__REQUIRED TASK__: Repeat all of the material exactly as given.

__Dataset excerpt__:
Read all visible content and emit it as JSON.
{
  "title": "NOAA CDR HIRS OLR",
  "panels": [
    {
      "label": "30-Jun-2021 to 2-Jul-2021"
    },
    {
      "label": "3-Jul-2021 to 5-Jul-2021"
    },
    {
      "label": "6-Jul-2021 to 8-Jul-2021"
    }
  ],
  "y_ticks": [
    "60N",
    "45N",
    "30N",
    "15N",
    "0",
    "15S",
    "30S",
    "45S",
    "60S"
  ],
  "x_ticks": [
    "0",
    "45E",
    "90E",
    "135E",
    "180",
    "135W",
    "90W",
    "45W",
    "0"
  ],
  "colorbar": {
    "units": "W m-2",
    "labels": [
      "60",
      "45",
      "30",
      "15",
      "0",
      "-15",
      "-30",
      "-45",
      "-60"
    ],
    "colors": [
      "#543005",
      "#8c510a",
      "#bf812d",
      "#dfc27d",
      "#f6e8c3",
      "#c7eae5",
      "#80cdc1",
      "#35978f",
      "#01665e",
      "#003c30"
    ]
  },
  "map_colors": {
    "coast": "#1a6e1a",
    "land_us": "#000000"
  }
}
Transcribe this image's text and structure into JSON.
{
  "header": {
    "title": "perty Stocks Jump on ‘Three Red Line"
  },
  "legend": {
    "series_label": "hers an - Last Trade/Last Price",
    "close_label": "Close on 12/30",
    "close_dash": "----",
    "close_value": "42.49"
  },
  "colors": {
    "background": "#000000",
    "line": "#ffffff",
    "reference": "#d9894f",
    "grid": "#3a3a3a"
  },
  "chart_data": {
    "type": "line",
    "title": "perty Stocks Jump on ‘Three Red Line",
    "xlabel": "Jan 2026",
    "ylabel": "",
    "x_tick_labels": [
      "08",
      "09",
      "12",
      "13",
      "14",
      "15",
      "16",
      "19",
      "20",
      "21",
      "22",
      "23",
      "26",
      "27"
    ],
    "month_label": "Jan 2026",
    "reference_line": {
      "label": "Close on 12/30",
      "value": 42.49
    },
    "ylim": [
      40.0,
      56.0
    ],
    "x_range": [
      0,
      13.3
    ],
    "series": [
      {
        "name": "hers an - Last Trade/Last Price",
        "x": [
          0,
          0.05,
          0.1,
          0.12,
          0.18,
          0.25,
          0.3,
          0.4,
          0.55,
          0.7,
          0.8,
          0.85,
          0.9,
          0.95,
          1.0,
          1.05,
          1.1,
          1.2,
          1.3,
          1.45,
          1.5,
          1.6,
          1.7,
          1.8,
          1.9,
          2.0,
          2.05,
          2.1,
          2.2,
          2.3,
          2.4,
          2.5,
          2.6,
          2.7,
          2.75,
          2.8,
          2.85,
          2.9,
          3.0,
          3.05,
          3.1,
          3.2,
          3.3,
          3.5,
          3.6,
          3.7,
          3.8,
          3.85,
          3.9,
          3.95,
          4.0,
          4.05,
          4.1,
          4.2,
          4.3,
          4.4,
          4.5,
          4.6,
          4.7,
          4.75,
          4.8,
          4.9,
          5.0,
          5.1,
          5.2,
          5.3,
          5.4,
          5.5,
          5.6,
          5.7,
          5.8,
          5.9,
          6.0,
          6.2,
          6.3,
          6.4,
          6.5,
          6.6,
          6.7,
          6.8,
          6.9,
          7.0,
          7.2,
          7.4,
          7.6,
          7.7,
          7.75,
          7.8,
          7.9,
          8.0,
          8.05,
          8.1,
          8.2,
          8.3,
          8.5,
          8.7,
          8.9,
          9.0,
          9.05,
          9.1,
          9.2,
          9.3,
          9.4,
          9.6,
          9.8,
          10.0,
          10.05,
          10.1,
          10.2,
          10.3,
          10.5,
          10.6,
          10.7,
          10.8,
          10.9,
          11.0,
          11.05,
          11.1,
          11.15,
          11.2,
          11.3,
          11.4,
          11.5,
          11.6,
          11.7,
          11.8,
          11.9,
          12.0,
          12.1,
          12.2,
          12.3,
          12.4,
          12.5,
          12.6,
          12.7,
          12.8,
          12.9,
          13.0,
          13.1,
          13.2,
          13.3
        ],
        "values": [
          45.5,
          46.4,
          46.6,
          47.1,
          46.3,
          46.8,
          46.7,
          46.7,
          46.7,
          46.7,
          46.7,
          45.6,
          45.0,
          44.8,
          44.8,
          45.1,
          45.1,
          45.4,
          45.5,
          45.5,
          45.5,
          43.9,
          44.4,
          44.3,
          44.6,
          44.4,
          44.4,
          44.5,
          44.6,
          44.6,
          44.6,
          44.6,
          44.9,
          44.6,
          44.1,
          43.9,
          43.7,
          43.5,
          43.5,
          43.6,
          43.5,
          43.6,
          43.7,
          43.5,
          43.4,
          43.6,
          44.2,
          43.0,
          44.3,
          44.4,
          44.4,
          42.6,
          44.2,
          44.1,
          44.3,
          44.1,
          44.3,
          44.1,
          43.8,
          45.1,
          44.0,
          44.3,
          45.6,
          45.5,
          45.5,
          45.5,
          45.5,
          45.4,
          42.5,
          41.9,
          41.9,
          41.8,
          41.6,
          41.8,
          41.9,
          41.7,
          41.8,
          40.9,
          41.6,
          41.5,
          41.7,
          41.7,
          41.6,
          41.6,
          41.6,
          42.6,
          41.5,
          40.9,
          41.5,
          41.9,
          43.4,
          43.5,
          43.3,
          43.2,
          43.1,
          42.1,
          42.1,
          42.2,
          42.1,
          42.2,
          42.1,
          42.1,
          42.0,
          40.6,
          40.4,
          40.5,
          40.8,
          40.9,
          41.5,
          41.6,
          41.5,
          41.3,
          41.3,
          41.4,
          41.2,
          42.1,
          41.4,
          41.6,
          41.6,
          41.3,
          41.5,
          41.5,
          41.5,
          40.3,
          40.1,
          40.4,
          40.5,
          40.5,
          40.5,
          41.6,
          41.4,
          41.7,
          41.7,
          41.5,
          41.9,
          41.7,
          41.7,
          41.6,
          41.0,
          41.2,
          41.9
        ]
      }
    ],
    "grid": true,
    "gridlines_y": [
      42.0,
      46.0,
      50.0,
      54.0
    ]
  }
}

__THE RESPONSE__:
Read all visible content and emit it as JSON.
{
  "title": "NOAA CDR HIRS OLR",
  "panels": [
    {
      "label": "30-Jun-2021 to 2-Jul-2021"
    },
    {
      "label": "3-Jul-2021 to 5-Jul-2021"
    },
    {
      "label": "6-Jul-2021 to 8-Jul-2021"
    }
  ],
  "y_ticks": [
    "60N",
    "45N",
    "30N",
    "15N",
    "0",
    "15S",
    "30S",
    "45S",
    "60S"
  ],
  "x_ticks": [
    "0",
    "45E",
    "90E",
    "135E",
    "180",
    "135W",
    "90W",
    "45W",
    "0"
  ],
  "colorbar": {
    "units": "W m-2",
    "labels": [
      "60",
      "45",
      "30",
      "15",
      "0",
      "-15",
      "-30",
      "-45",
      "-60"
    ],
    "colors": [
      "#543005",
      "#8c510a",
      "#bf812d",
      "#dfc27d",
      "#f6e8c3",
      "#c7eae5",
      "#80cdc1",
      "#35978f",
      "#01665e",
      "#003c30"
    ]
  },
  "map_colors": {
    "coast": "#1a6e1a",
    "land_us": "#000000"
  }
}
Transcribe this image's text and structure into JSON.
{
  "header": {
    "title": "perty Stocks Jump on ‘Three Red Line"
  },
  "legend": {
    "series_label": "hers an - Last Trade/Last Price",
    "close_label": "Close on 12/30",
    "close_dash": "----",
    "close_value": "42.49"
  },
  "colors": {
    "background": "#000000",
    "line": "#ffffff",
    "reference": "#d9894f",
    "grid": "#3a3a3a"
  },
  "chart_data": {
    "type": "line",
    "title": "perty Stocks Jump on ‘Three Red Line",
    "xlabel": "Jan 2026",
    "ylabel": "",
    "x_tick_labels": [
      "08",
      "09",
      "12",
      "13",
      "14",
      "15",
      "16",
      "19",
      "20",
      "21",
      "22",
      "23",
      "26",
      "27"
    ],
    "month_label": "Jan 2026",
    "reference_line": {
      "label": "Close on 12/30",
      "value": 42.49
    },
    "ylim": [
      40.0,
      56.0
    ],
    "x_range": [
      0,
      13.3
    ],
    "series": [
      {
        "name": "hers an - Last Trade/Last Price",
        "x": [
          0,
          0.05,
          0.1,
          0.12,
          0.18,
          0.25,
          0.3,
          0.4,
          0.55,
          0.7,
          0.8,
          0.85,
          0.9,
          0.95,
          1.0,
          1.05,
          1.1,
          1.2,
          1.3,
          1.45,
          1.5,
          1.6,
          1.7,
          1.8,
          1.9,
          2.0,
          2.05,
          2.1,
          2.2,
          2.3,
          2.4,
          2.5,
          2.6,
          2.7,
          2.75,
          2.8,
          2.85,
          2.9,
          3.0,
          3.05,
          3.1,
          3.2,
          3.3,
          3.5,
          3.6,
          3.7,
          3.8,
          3.85,
          3.9,
          3.95,
          4.0,
          4.05,
          4.1,
          4.2,
          4.3,
          4.4,
          4.5,
          4.6,
          4.7,
          4.75,
          4.8,
          4.9,
          5.0,
          5.1,
          5.2,
          5.3,
          5.4,
          5.5,
          5.6,
          5.7,
          5.8,
          5.9,
          6.0,
          6.2,
          6.3,
          6.4,
          6.5,
          6.6,
          6.7,
          6.8,
          6.9,
          7.0,
          7.2,
          7.4,
          7.6,
          7.7,
          7.75,
          7.8,
          7.9,
          8.0,
          8.05,
          8.1,
          8.2,
          8.3,
          8.5,
          8.7,
          8.9,
          9.0,
          9.05,
          9.1,
          9.2,
          9.3,
          9.4,
          9.6,
          9.8,
          10.0,
          10.05,
          10.1,
          10.2,
          10.3,
          10.5,
          10.6,
          10.7,
          10.8,
          10.9,
          11.0,
          11.05,
          11.1,
          11.15,
          11.2,
          11.3,
          11.4,
          11.5,
          11.6,
          11.7,
          11.8,
          11.9,
          12.0,
          12.1,
          12.2,
          12.3,
          12.4,
          12.5,
          12.6,
          12.7,
          12.8,
          12.9,
          13.0,
          13.1,
          13.2,
          13.3
        ],
        "values": [
          45.5,
          46.4,
          46.6,
          47.1,
          46.3,
          46.8,
          46.7,
          46.7,
          46.7,
          46.7,
          46.7,
          45.6,
          45.0,
          44.8,
          44.8,
          45.1,
          45.1,
          45.4,
          45.5,
          45.5,
          45.5,
          43.9,
          44.4,
          44.3,
          44.6,
          44.4,
          44.4,
          44.5,
          44.6,
          44.6,
          44.6,
          44.6,
          44.9,
          44.6,
          44.1,
          43.9,
          43.7,
          43.5,
          43.5,
          43.6,
          43.5,
          43.6,
          43.7,
          43.5,
          43.4,
          43.6,
          44.2,
          43.0,
          44.3,
          44.4,
          44.4,
          42.6,
          44.2,
          44.1,
          44.3,
          44.1,
          44.3,
          44.1,
          43.8,
          45.1,
          44.0,
          44.3,
          45.6,
          45.5,
          45.5,
          45.5,
          45.5,
          45.4,
          42.5,
          41.9,
          41.9,
          41.8,
          41.6,
          41.8,
          41.9,
          41.7,
          41.8,
          40.9,
          41.6,
          41.5,
          41.7,
          41.7,
          41.6,
          41.6,
          41.6,
          42.6,
          41.5,
          40.9,
          41.5,
          41.9,
          43.4,
          43.5,
          43.3,
          43.2,
          43.1,
          42.1,
          42.1,
          42.2,
          42.1,
          42.2,
          42.1,
          42.1,
          42.0,
          40.6,
          40.4,
          40.5,
          40.8,
          40.9,
          41.5,
          41.6,
          41.5,
          41.3,
          41.3,
          41.4,
          41.2,
          42.1,
          41.4,
          41.6,
          41.6,
          41.3,
          41.5,
          41.5,
          41.5,
          40.3,
          40.1,
          40.4,
          40.5,
          40.5,
          40.5,
          41.6,
          41.4,
          41.7,
          41.7,
          41.5,
          41.9,
          41.7,
          41.7,
          41.6,
          41.0,
          41.2,
          41.9
        ]
      }
    ],
    "grid": true,
    "gridlines_y": [
      42.0,
      46.0,
      50.0,
      54.0
    ]
  }
}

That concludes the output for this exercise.